* [Exercise objective]: Return every line of the records unchanged, from the first line through the line containing "profile-header: 10 posts [0, 0, 598, 51]".
##### Dataset excerpts
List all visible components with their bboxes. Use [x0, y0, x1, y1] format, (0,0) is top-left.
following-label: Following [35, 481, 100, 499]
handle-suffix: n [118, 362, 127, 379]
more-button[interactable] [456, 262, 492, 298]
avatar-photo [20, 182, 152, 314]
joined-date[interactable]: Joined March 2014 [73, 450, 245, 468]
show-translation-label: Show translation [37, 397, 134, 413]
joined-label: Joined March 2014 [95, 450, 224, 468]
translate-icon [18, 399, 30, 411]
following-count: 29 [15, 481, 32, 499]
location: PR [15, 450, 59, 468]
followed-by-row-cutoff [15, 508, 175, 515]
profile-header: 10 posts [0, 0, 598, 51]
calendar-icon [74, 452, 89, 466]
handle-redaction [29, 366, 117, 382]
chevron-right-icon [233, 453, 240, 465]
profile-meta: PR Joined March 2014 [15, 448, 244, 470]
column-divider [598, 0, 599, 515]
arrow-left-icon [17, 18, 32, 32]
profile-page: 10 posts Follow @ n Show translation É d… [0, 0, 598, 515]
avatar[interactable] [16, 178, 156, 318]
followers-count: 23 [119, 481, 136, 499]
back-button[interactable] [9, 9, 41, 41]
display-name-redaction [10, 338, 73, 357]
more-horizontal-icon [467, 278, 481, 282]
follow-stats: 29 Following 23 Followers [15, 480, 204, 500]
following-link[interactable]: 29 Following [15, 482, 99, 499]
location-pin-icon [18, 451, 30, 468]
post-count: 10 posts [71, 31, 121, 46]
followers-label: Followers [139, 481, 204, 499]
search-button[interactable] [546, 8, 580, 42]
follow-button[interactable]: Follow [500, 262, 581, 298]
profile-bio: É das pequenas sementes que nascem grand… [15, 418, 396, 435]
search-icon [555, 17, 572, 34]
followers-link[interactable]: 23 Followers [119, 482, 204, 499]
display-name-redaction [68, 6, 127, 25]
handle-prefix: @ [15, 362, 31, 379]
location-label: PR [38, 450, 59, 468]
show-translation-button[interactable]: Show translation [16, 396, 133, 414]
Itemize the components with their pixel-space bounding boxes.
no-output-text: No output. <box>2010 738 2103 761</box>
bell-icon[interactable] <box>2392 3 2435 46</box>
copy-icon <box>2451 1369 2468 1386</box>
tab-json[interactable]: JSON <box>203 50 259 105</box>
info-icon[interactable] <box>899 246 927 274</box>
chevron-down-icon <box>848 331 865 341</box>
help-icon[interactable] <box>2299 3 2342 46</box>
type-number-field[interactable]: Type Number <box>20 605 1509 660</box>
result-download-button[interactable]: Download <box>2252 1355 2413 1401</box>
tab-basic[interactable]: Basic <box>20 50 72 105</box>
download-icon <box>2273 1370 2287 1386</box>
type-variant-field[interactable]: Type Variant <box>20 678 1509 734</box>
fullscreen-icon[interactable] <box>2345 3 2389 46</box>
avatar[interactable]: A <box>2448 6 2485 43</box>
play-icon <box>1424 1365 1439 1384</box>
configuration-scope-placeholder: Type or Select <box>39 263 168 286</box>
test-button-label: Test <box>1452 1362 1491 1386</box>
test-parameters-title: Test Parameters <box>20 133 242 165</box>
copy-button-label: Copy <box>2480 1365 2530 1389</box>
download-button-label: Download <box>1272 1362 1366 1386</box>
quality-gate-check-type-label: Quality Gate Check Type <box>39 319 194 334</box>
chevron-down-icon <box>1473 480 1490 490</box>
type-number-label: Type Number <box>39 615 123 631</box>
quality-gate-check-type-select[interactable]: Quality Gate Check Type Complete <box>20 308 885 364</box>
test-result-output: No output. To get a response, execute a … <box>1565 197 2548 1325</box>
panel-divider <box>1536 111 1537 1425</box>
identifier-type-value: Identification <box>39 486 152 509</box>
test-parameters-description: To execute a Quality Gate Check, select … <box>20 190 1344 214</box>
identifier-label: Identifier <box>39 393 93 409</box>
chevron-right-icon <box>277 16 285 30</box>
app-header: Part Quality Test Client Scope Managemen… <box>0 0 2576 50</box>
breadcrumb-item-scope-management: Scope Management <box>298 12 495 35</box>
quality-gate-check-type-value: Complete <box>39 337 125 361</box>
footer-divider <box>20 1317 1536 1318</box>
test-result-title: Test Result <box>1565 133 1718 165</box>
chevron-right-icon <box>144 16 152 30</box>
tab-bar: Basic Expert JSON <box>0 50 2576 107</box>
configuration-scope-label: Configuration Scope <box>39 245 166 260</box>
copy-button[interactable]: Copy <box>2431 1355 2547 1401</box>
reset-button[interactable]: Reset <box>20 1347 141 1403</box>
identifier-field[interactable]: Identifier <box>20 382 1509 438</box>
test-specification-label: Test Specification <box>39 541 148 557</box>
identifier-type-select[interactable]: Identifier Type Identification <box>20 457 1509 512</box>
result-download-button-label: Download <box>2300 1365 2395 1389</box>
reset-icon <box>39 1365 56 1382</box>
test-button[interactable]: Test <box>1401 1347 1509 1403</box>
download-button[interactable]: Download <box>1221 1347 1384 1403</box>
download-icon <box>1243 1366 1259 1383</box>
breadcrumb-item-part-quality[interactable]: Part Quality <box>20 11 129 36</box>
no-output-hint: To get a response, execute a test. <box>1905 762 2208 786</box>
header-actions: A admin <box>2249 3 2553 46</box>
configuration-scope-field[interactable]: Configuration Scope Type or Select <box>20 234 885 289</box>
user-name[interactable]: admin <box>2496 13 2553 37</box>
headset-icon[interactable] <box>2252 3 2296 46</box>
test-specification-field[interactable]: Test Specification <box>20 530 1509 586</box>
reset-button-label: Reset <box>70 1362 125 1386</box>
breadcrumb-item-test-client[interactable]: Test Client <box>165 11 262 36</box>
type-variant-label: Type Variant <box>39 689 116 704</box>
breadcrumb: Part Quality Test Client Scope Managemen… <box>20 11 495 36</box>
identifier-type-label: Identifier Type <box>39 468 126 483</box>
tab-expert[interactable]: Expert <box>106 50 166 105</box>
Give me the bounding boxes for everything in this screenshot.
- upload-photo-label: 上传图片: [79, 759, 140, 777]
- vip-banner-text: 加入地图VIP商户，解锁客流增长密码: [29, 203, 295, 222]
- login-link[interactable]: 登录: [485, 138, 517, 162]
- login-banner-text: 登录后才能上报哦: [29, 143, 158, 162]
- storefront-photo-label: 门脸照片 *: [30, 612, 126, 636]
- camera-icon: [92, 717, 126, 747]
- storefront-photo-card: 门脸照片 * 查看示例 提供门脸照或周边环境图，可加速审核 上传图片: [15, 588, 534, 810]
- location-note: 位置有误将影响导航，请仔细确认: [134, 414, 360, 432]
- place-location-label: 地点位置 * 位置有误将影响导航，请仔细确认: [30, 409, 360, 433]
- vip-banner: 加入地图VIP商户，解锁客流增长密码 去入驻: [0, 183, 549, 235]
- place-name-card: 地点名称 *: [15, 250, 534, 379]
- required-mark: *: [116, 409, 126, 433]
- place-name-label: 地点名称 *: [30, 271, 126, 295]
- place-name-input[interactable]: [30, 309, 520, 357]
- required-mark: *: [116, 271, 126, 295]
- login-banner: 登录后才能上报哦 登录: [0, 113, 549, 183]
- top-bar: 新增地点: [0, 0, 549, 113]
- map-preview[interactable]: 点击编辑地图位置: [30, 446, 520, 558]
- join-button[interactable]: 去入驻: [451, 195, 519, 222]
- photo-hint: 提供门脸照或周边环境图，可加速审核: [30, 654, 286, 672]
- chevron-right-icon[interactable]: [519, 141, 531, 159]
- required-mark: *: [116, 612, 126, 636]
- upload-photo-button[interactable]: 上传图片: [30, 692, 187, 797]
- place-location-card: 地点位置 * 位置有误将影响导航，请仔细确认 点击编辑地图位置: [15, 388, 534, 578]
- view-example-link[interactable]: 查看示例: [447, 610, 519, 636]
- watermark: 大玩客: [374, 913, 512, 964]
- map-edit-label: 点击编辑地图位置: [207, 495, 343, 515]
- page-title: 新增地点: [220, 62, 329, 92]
##########
* [Output for this exercise]:
List all visible components with their bboxes. Use [x0, y0, x1, y1] format, (0,0) is top-left.
following-label: Following [35, 481, 100, 499]
handle-suffix: n [118, 362, 127, 379]
more-button[interactable] [456, 262, 492, 298]
avatar-photo [20, 182, 152, 314]
joined-date[interactable]: Joined March 2014 [73, 450, 245, 468]
show-translation-label: Show translation [37, 397, 134, 413]
joined-label: Joined March 2014 [95, 450, 224, 468]
translate-icon [18, 399, 30, 411]
following-count: 29 [15, 481, 32, 499]
location: PR [15, 450, 59, 468]
followed-by-row-cutoff [15, 508, 175, 515]
profile-header: 10 posts [0, 0, 598, 51]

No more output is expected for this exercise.